### Job
Read the records and gather each line that includes "name".

Excerpts from a figure dataset
....................
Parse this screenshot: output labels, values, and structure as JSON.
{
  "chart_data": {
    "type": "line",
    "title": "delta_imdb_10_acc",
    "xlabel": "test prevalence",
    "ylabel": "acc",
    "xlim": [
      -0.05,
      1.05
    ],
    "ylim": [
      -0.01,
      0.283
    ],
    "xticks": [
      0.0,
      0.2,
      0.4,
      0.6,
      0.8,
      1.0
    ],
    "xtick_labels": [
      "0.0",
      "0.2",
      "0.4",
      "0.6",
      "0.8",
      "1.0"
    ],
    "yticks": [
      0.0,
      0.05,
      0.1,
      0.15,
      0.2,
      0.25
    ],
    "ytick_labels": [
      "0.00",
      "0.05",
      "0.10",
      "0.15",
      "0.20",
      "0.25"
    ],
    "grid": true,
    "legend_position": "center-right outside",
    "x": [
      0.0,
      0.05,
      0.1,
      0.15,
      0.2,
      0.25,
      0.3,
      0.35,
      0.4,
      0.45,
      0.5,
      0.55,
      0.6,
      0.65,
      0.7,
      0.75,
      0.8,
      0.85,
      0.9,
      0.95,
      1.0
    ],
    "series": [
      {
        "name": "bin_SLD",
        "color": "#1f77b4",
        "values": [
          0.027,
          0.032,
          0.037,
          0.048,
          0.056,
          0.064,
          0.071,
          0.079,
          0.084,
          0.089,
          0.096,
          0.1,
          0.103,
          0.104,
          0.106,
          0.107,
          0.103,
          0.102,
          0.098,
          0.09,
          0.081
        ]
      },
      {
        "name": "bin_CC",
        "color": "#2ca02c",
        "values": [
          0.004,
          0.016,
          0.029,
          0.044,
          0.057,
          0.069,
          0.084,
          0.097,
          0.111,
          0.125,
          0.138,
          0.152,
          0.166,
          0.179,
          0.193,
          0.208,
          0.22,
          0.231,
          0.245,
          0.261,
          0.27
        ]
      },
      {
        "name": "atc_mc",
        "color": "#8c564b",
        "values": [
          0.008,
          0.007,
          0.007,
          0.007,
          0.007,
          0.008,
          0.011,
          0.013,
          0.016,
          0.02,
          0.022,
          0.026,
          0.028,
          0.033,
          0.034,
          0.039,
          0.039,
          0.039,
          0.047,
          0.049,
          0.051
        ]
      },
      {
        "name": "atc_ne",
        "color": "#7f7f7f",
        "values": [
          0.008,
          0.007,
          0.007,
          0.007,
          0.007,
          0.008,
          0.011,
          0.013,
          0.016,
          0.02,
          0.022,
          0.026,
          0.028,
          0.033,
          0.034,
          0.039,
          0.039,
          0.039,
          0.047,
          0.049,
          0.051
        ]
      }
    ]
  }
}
....................
### Task output
        "name": "bin_SLD",
        "name": "bin_CC",
        "name": "atc_mc",
        "name": "atc_ne",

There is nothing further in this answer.